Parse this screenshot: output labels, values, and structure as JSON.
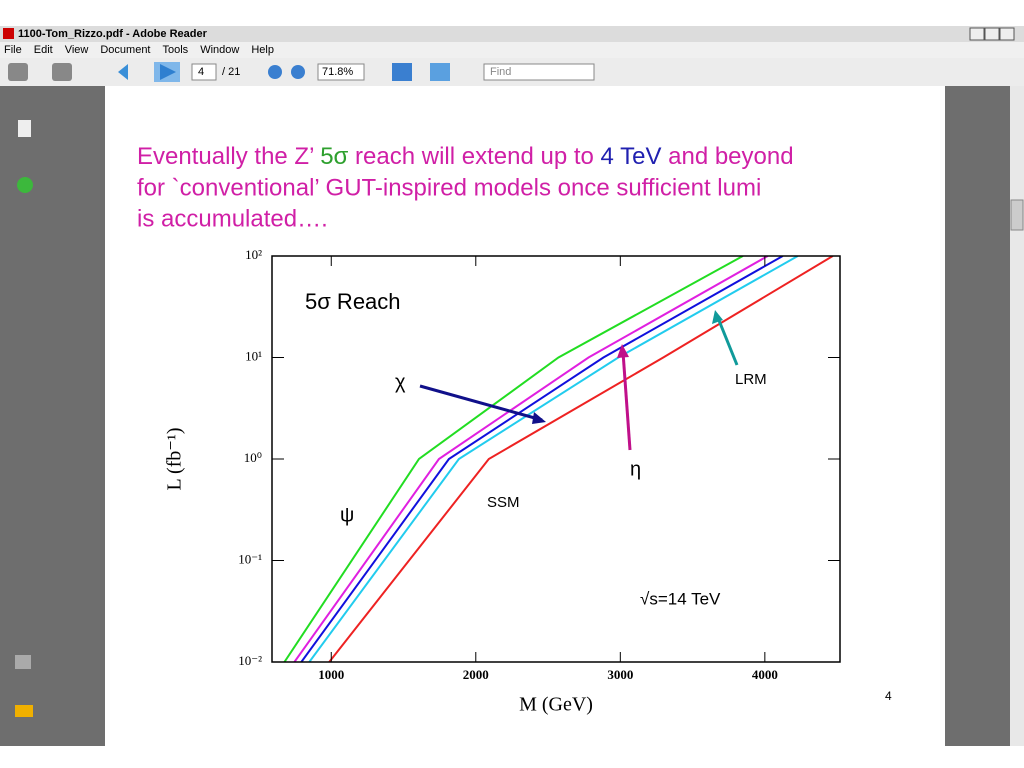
{
  "window": {
    "title": "1100-Tom_Rizzo.pdf - Adobe Reader",
    "menu": [
      "File",
      "Edit",
      "View",
      "Document",
      "Tools",
      "Window",
      "Help"
    ],
    "toolbar": {
      "page": "4",
      "page_count": "/ 21",
      "zoom": "71.8%",
      "find": "Find"
    }
  },
  "slide": {
    "title_parts": [
      {
        "text": "Eventually the Z’ ",
        "color": "#d01fa6"
      },
      {
        "text": "5σ",
        "color": "#2ea02e"
      },
      {
        "text": " reach will extend up to ",
        "color": "#d01fa6"
      },
      {
        "text": "4 TeV",
        "color": "#2020b0"
      },
      {
        "text": " and beyond",
        "color": "#d01fa6"
      }
    ],
    "title_line2": "for `conventional’ GUT-inspired models once sufficient lumi",
    "title_line3": "is accumulated….",
    "page_number": "4",
    "plot": {
      "xlabel": "M (GeV)",
      "ylabel": "L (fb⁻¹)",
      "xlim": [
        590,
        4520
      ],
      "ylim": [
        0.01,
        100
      ],
      "log_y": true,
      "xticks": [
        1000,
        2000,
        3000,
        4000
      ],
      "yticks": [
        {
          "value": 0.01,
          "label": "10⁻²"
        },
        {
          "value": 0.1,
          "label": "10⁻¹"
        },
        {
          "value": 1,
          "label": "10⁰"
        },
        {
          "value": 10,
          "label": "10¹"
        },
        {
          "value": 100,
          "label": "10²"
        }
      ],
      "series": [
        {
          "name": "ψ",
          "color": "#22dd22",
          "x": [
            676,
            1607,
            2572,
            3848
          ],
          "values": [
            0.01,
            1,
            10,
            100
          ]
        },
        {
          "name": "η",
          "color": "#e020e0",
          "x": [
            745,
            1745,
            2780,
            4020
          ],
          "values": [
            0.01,
            1,
            10,
            100
          ]
        },
        {
          "name": "χ",
          "color": "#1010dd",
          "x": [
            793,
            1814,
            2883,
            4124
          ],
          "values": [
            0.01,
            1,
            10,
            100
          ]
        },
        {
          "name": "LRM",
          "color": "#22ccee",
          "x": [
            848,
            1883,
            2986,
            4228
          ],
          "values": [
            0.01,
            1,
            10,
            100
          ]
        },
        {
          "name": "SSM",
          "color": "#ee2222",
          "x": [
            986,
            2090,
            3297,
            4470
          ],
          "values": [
            0.01,
            1,
            10,
            100
          ]
        }
      ],
      "annotations": {
        "reach": "5σ Reach",
        "energy": "√s=14 TeV"
      }
    }
  }
}
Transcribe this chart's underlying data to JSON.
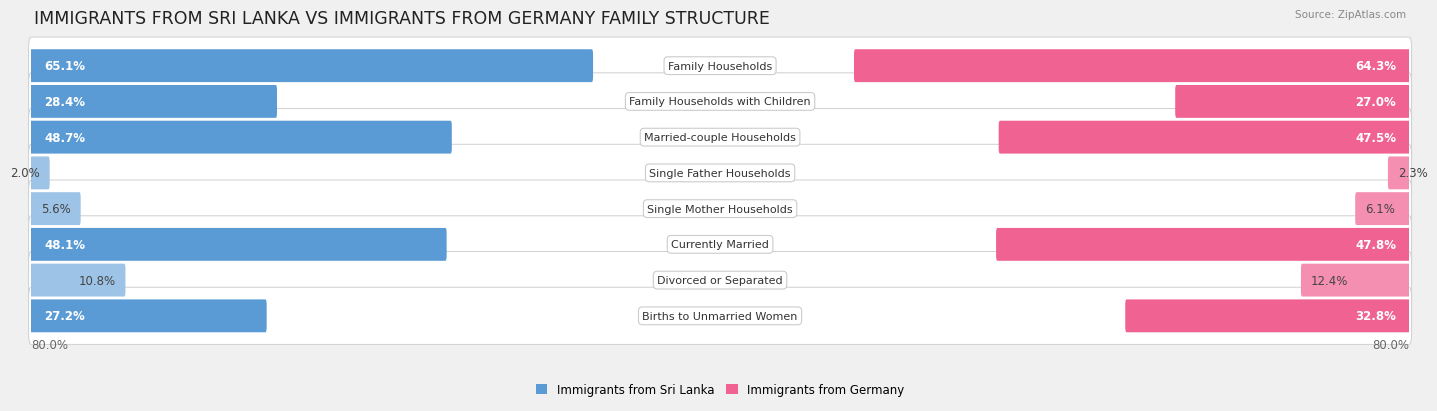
{
  "title": "IMMIGRANTS FROM SRI LANKA VS IMMIGRANTS FROM GERMANY FAMILY STRUCTURE",
  "source": "Source: ZipAtlas.com",
  "categories": [
    "Family Households",
    "Family Households with Children",
    "Married-couple Households",
    "Single Father Households",
    "Single Mother Households",
    "Currently Married",
    "Divorced or Separated",
    "Births to Unmarried Women"
  ],
  "sri_lanka_values": [
    65.1,
    28.4,
    48.7,
    2.0,
    5.6,
    48.1,
    10.8,
    27.2
  ],
  "germany_values": [
    64.3,
    27.0,
    47.5,
    2.3,
    6.1,
    47.8,
    12.4,
    32.8
  ],
  "sl_solid_color": "#5b9bd5",
  "sl_light_color": "#9dc3e6",
  "de_solid_color": "#f06292",
  "de_light_color": "#f48fb1",
  "axis_max": 80.0,
  "legend_label_1": "Immigrants from Sri Lanka",
  "legend_label_2": "Immigrants from Germany",
  "background_color": "#f0f0f0",
  "row_bg_even": "#f7f7f7",
  "row_bg_odd": "#ebebeb",
  "title_fontsize": 12.5,
  "label_fontsize": 8.5,
  "value_fontsize": 8.5,
  "cat_fontsize": 8.0,
  "bar_height": 0.62,
  "solid_threshold": 20.0
}
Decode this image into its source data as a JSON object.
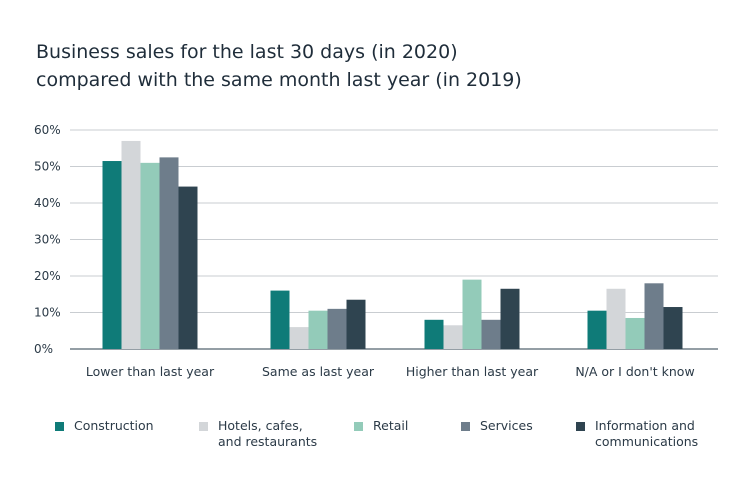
{
  "title_lines": [
    "Business sales for the last 30 days (in 2020)",
    "compared with the same month last year (in 2019)"
  ],
  "chart_data": {
    "type": "bar",
    "title": "Business sales for the last 30 days (in 2020) compared with the same month last year (in 2019)",
    "xlabel": "",
    "ylabel": "",
    "categories": [
      "Lower than last year",
      "Same as last year",
      "Higher than last year",
      "N/A or I don't know"
    ],
    "ylim": [
      0,
      60
    ],
    "yticks": [
      0,
      10,
      20,
      30,
      40,
      50,
      60
    ],
    "ytick_labels": [
      "0%",
      "10%",
      "20%",
      "30%",
      "40%",
      "50%",
      "60%"
    ],
    "grid": true,
    "legend_position": "bottom",
    "series": [
      {
        "name": "Construction",
        "color": "#0f7b78",
        "values": [
          51.5,
          16,
          8,
          10.5
        ]
      },
      {
        "name": "Hotels, cafes,\nand restaurants",
        "color": "#d3d6d9",
        "values": [
          57,
          6,
          6.5,
          16.5
        ]
      },
      {
        "name": "Retail",
        "color": "#93cbb9",
        "values": [
          51,
          10.5,
          19,
          8.5
        ]
      },
      {
        "name": "Services",
        "color": "#6e7d8b",
        "values": [
          52.5,
          11,
          8,
          18
        ]
      },
      {
        "name": "Information and\ncommunications",
        "color": "#2f4450",
        "values": [
          44.5,
          13.5,
          16.5,
          11.5
        ]
      }
    ]
  }
}
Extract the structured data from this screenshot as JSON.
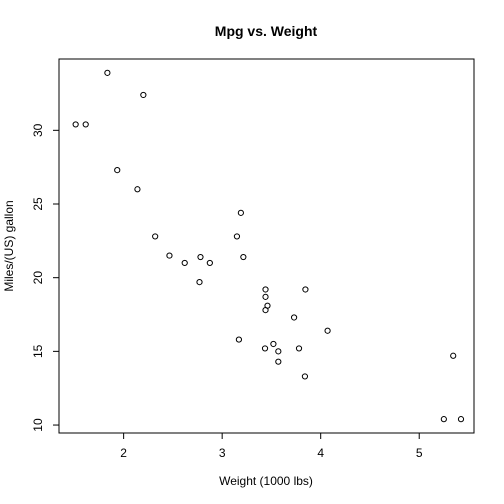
{
  "chart_data": {
    "type": "scatter",
    "title": "Mpg vs. Weight",
    "xlabel": "Weight (1000 lbs)",
    "ylabel": "Miles/(US) gallon",
    "xlim": [
      1.5,
      5.4
    ],
    "ylim": [
      10.4,
      33.9
    ],
    "xticks": [
      2,
      3,
      4,
      5
    ],
    "yticks": [
      10,
      15,
      20,
      25,
      30
    ],
    "grid": false,
    "points": [
      {
        "x": 2.62,
        "y": 21.0
      },
      {
        "x": 2.875,
        "y": 21.0
      },
      {
        "x": 2.32,
        "y": 22.8
      },
      {
        "x": 3.215,
        "y": 21.4
      },
      {
        "x": 3.44,
        "y": 18.7
      },
      {
        "x": 3.46,
        "y": 18.1
      },
      {
        "x": 3.57,
        "y": 14.3
      },
      {
        "x": 3.19,
        "y": 24.4
      },
      {
        "x": 3.15,
        "y": 22.8
      },
      {
        "x": 3.44,
        "y": 19.2
      },
      {
        "x": 3.44,
        "y": 17.8
      },
      {
        "x": 4.07,
        "y": 16.4
      },
      {
        "x": 3.73,
        "y": 17.3
      },
      {
        "x": 3.78,
        "y": 15.2
      },
      {
        "x": 5.25,
        "y": 10.4
      },
      {
        "x": 5.424,
        "y": 10.4
      },
      {
        "x": 5.345,
        "y": 14.7
      },
      {
        "x": 2.2,
        "y": 32.4
      },
      {
        "x": 1.615,
        "y": 30.4
      },
      {
        "x": 1.835,
        "y": 33.9
      },
      {
        "x": 2.465,
        "y": 21.5
      },
      {
        "x": 3.52,
        "y": 15.5
      },
      {
        "x": 3.435,
        "y": 15.2
      },
      {
        "x": 3.84,
        "y": 13.3
      },
      {
        "x": 3.845,
        "y": 19.2
      },
      {
        "x": 1.935,
        "y": 27.3
      },
      {
        "x": 2.14,
        "y": 26.0
      },
      {
        "x": 1.513,
        "y": 30.4
      },
      {
        "x": 3.17,
        "y": 15.8
      },
      {
        "x": 2.77,
        "y": 19.7
      },
      {
        "x": 3.57,
        "y": 15.0
      },
      {
        "x": 2.78,
        "y": 21.4
      }
    ]
  }
}
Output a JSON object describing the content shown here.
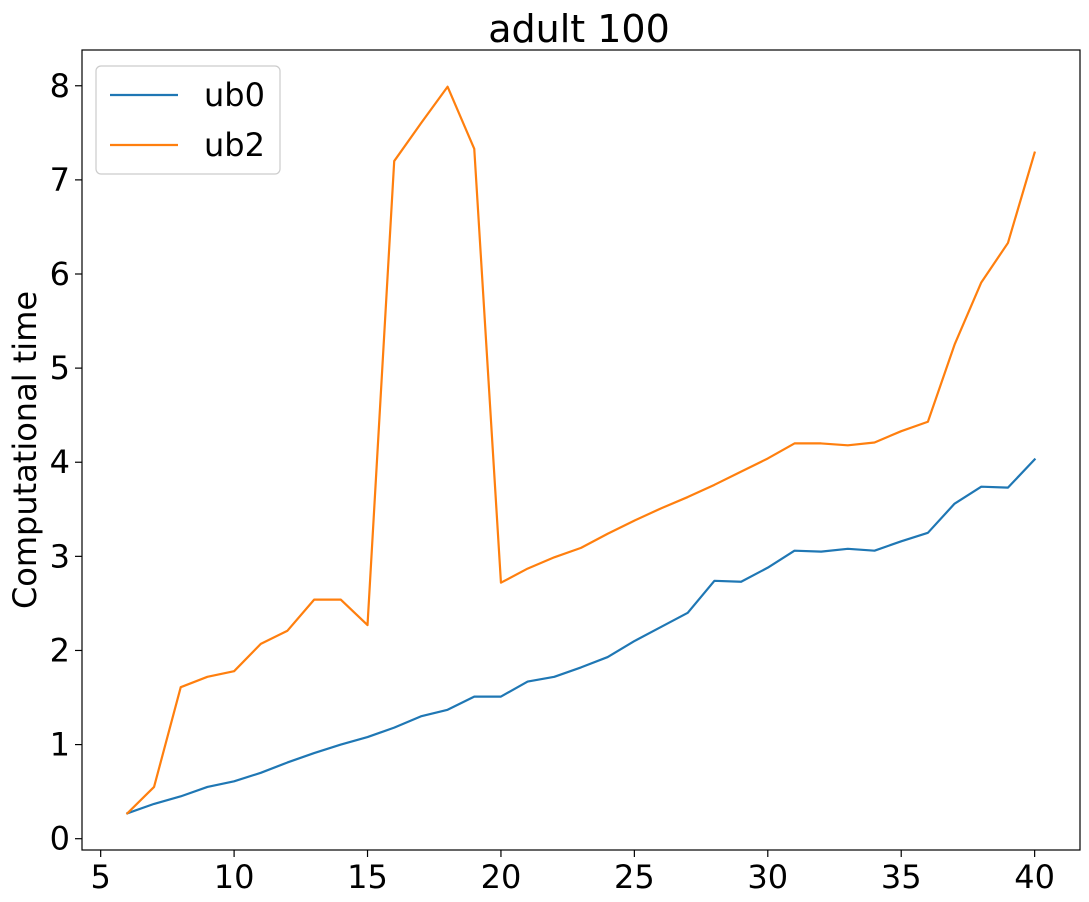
{
  "chart_data": {
    "type": "line",
    "title": "adult 100",
    "xlabel": "",
    "ylabel": "Computational time",
    "xlim": [
      4.3,
      41.7
    ],
    "ylim": [
      -0.12,
      8.38
    ],
    "xticks": [
      5,
      10,
      15,
      20,
      25,
      30,
      35,
      40
    ],
    "yticks": [
      0,
      1,
      2,
      3,
      4,
      5,
      6,
      7,
      8
    ],
    "grid": false,
    "legend_position": "top-left",
    "x": [
      6,
      7,
      8,
      9,
      10,
      11,
      12,
      13,
      14,
      15,
      16,
      17,
      18,
      19,
      20,
      21,
      22,
      23,
      24,
      25,
      26,
      27,
      28,
      29,
      30,
      31,
      32,
      33,
      34,
      35,
      36,
      37,
      38,
      39,
      40
    ],
    "series": [
      {
        "name": "ub0",
        "color": "#1f77b4",
        "values": [
          0.27,
          0.37,
          0.45,
          0.55,
          0.61,
          0.7,
          0.81,
          0.91,
          1.0,
          1.08,
          1.18,
          1.3,
          1.37,
          1.51,
          1.51,
          1.67,
          1.72,
          1.82,
          1.93,
          2.1,
          2.25,
          2.4,
          2.74,
          2.73,
          2.88,
          3.06,
          3.05,
          3.08,
          3.06,
          3.16,
          3.25,
          3.56,
          3.74,
          3.73,
          4.03
        ]
      },
      {
        "name": "ub2",
        "color": "#ff7f0e",
        "values": [
          0.27,
          0.55,
          1.61,
          1.72,
          1.78,
          2.07,
          2.21,
          2.54,
          2.54,
          2.27,
          7.2,
          7.6,
          7.99,
          7.33,
          2.72,
          2.87,
          2.99,
          3.09,
          3.24,
          3.38,
          3.51,
          3.63,
          3.76,
          3.9,
          4.04,
          4.2,
          4.2,
          4.18,
          4.21,
          4.33,
          4.43,
          5.25,
          5.91,
          6.33,
          7.29
        ]
      }
    ]
  }
}
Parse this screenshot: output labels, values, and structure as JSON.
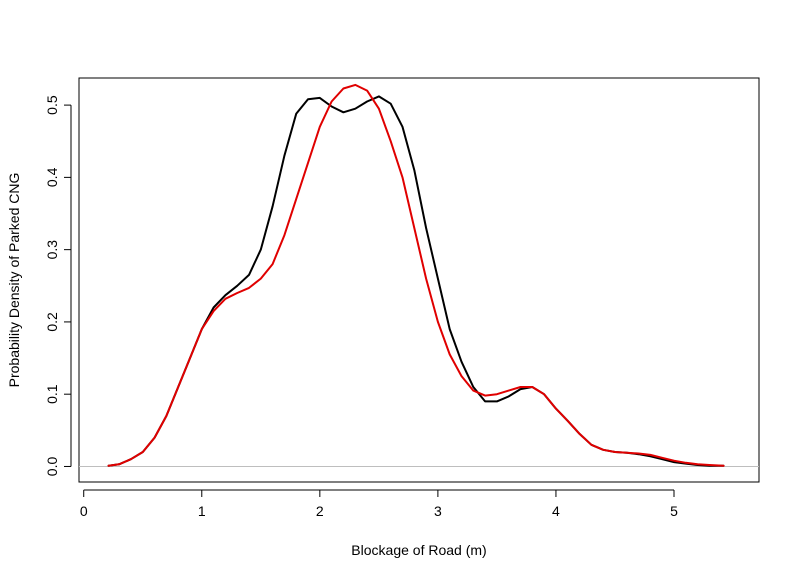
{
  "chart_data": {
    "type": "line",
    "title": "",
    "xlabel": "Blockage of Road (m)",
    "ylabel": "Probability Density of Parked CNG",
    "xlim": [
      -0.04,
      5.72
    ],
    "ylim": [
      -0.0215,
      0.5375
    ],
    "x_ticks": [
      "0",
      "1",
      "2",
      "3",
      "4",
      "5"
    ],
    "y_ticks": [
      "0.0",
      "0.1",
      "0.2",
      "0.3",
      "0.4",
      "0.5"
    ],
    "baseline": 0,
    "colors": {
      "series_1": "#000000",
      "series_2": "#e00000",
      "baseline": "#bebebe"
    },
    "series": [
      {
        "color": "#000000",
        "points": [
          [
            0.21,
            0.001
          ],
          [
            0.3,
            0.003
          ],
          [
            0.4,
            0.01
          ],
          [
            0.5,
            0.02
          ],
          [
            0.6,
            0.04
          ],
          [
            0.7,
            0.07
          ],
          [
            0.8,
            0.11
          ],
          [
            0.9,
            0.15
          ],
          [
            1.0,
            0.19
          ],
          [
            1.1,
            0.22
          ],
          [
            1.2,
            0.237
          ],
          [
            1.3,
            0.25
          ],
          [
            1.4,
            0.265
          ],
          [
            1.5,
            0.3
          ],
          [
            1.6,
            0.36
          ],
          [
            1.7,
            0.43
          ],
          [
            1.8,
            0.488
          ],
          [
            1.9,
            0.508
          ],
          [
            2.0,
            0.51
          ],
          [
            2.1,
            0.498
          ],
          [
            2.2,
            0.49
          ],
          [
            2.3,
            0.495
          ],
          [
            2.4,
            0.505
          ],
          [
            2.5,
            0.512
          ],
          [
            2.6,
            0.502
          ],
          [
            2.7,
            0.47
          ],
          [
            2.8,
            0.41
          ],
          [
            2.9,
            0.33
          ],
          [
            3.0,
            0.26
          ],
          [
            3.1,
            0.19
          ],
          [
            3.2,
            0.145
          ],
          [
            3.3,
            0.11
          ],
          [
            3.4,
            0.09
          ],
          [
            3.5,
            0.09
          ],
          [
            3.6,
            0.097
          ],
          [
            3.7,
            0.107
          ],
          [
            3.8,
            0.11
          ],
          [
            3.9,
            0.1
          ],
          [
            4.0,
            0.08
          ],
          [
            4.1,
            0.063
          ],
          [
            4.2,
            0.045
          ],
          [
            4.3,
            0.03
          ],
          [
            4.4,
            0.023
          ],
          [
            4.5,
            0.02
          ],
          [
            4.6,
            0.019
          ],
          [
            4.7,
            0.017
          ],
          [
            4.8,
            0.014
          ],
          [
            4.9,
            0.01
          ],
          [
            5.0,
            0.006
          ],
          [
            5.1,
            0.004
          ],
          [
            5.2,
            0.002
          ],
          [
            5.3,
            0.001
          ],
          [
            5.42,
            0.001
          ]
        ]
      },
      {
        "color": "#e00000",
        "points": [
          [
            0.21,
            0.001
          ],
          [
            0.3,
            0.003
          ],
          [
            0.4,
            0.01
          ],
          [
            0.5,
            0.02
          ],
          [
            0.6,
            0.04
          ],
          [
            0.7,
            0.07
          ],
          [
            0.8,
            0.11
          ],
          [
            0.9,
            0.15
          ],
          [
            1.0,
            0.19
          ],
          [
            1.1,
            0.215
          ],
          [
            1.2,
            0.232
          ],
          [
            1.3,
            0.24
          ],
          [
            1.4,
            0.247
          ],
          [
            1.5,
            0.26
          ],
          [
            1.6,
            0.28
          ],
          [
            1.7,
            0.32
          ],
          [
            1.8,
            0.37
          ],
          [
            1.9,
            0.42
          ],
          [
            2.0,
            0.47
          ],
          [
            2.1,
            0.505
          ],
          [
            2.2,
            0.523
          ],
          [
            2.3,
            0.528
          ],
          [
            2.4,
            0.52
          ],
          [
            2.5,
            0.495
          ],
          [
            2.6,
            0.45
          ],
          [
            2.7,
            0.4
          ],
          [
            2.8,
            0.33
          ],
          [
            2.9,
            0.26
          ],
          [
            3.0,
            0.2
          ],
          [
            3.1,
            0.155
          ],
          [
            3.2,
            0.125
          ],
          [
            3.3,
            0.105
          ],
          [
            3.4,
            0.098
          ],
          [
            3.5,
            0.1
          ],
          [
            3.6,
            0.105
          ],
          [
            3.7,
            0.11
          ],
          [
            3.8,
            0.11
          ],
          [
            3.9,
            0.1
          ],
          [
            4.0,
            0.08
          ],
          [
            4.1,
            0.063
          ],
          [
            4.2,
            0.045
          ],
          [
            4.3,
            0.03
          ],
          [
            4.4,
            0.023
          ],
          [
            4.5,
            0.02
          ],
          [
            4.6,
            0.019
          ],
          [
            4.7,
            0.018
          ],
          [
            4.8,
            0.016
          ],
          [
            4.9,
            0.012
          ],
          [
            5.0,
            0.008
          ],
          [
            5.1,
            0.005
          ],
          [
            5.2,
            0.003
          ],
          [
            5.3,
            0.002
          ],
          [
            5.42,
            0.001
          ]
        ]
      }
    ]
  }
}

◆ Written exercise: Search the data above for the word "Weight", then gather each line in which it appears.

◆ Solved exercise:
    "title": "Mpg vs. Weight",
    "xlabel": "Weight (1000 lbs)",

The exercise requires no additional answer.